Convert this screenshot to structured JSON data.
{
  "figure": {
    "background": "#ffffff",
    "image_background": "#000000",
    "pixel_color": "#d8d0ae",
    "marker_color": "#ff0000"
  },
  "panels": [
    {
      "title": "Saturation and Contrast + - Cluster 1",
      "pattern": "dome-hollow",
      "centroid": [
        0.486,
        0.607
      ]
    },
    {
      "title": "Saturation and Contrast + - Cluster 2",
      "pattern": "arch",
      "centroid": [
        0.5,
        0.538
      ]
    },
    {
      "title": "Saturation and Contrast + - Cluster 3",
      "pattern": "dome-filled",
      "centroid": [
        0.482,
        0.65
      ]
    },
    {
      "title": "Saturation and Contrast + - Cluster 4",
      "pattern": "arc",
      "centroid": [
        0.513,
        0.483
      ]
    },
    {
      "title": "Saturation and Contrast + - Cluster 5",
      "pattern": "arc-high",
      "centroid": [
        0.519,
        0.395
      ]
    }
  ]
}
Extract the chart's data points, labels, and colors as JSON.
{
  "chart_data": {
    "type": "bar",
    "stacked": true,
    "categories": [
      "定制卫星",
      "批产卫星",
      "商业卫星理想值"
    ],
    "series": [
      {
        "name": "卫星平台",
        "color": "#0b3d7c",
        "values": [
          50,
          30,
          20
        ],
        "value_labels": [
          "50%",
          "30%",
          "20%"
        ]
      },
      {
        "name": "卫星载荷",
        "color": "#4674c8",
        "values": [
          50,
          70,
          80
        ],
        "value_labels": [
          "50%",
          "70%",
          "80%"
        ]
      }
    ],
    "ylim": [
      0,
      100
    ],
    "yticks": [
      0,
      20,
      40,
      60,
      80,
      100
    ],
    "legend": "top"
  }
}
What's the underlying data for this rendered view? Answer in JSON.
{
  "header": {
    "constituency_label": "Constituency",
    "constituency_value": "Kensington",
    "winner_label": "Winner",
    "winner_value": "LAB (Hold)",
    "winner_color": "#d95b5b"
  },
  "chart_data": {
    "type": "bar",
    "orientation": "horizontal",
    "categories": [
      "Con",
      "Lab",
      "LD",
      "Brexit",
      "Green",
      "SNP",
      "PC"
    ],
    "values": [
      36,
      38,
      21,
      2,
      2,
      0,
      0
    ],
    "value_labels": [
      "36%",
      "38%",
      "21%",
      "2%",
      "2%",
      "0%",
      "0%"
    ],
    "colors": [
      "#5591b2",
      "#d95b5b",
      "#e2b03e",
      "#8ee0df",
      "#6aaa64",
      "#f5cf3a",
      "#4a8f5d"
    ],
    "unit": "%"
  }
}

==========

Pull every line containing the word "Contrast" out of the material and copy it.

      "title": "Saturation and Contrast + - Cluster 1",
      "title": "Saturation and Contrast + - Cluster 2",
      "title": "Saturation and Contrast + - Cluster 3",
      "title": "Saturation and Contrast + - Cluster 4",
      "title": "Saturation and Contrast + - Cluster 5",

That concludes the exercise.